● **DATASET RECORDS**:
▼
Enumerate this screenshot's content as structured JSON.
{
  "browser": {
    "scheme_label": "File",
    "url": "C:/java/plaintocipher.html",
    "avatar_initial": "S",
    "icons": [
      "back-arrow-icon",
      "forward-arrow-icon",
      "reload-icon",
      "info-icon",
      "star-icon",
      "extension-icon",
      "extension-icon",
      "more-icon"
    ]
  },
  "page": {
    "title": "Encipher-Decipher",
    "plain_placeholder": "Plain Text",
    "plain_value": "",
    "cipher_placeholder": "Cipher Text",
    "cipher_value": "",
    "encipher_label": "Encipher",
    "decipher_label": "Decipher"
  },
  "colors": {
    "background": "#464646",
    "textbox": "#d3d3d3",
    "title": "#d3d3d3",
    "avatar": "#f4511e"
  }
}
▲
● **DIRECTIVE**: The records above should be returned exactly.

● **THE RESPONSE**:
Enumerate this screenshot's content as structured JSON.
{
  "browser": {
    "scheme_label": "File",
    "url": "C:/java/plaintocipher.html",
    "avatar_initial": "S",
    "icons": [
      "back-arrow-icon",
      "forward-arrow-icon",
      "reload-icon",
      "info-icon",
      "star-icon",
      "extension-icon",
      "extension-icon",
      "more-icon"
    ]
  },
  "page": {
    "title": "Encipher-Decipher",
    "plain_placeholder": "Plain Text",
    "plain_value": "",
    "cipher_placeholder": "Cipher Text",
    "cipher_value": "",
    "encipher_label": "Encipher",
    "decipher_label": "Decipher"
  },
  "colors": {
    "background": "#464646",
    "textbox": "#d3d3d3",
    "title": "#d3d3d3",
    "avatar": "#f4511e"
  }
}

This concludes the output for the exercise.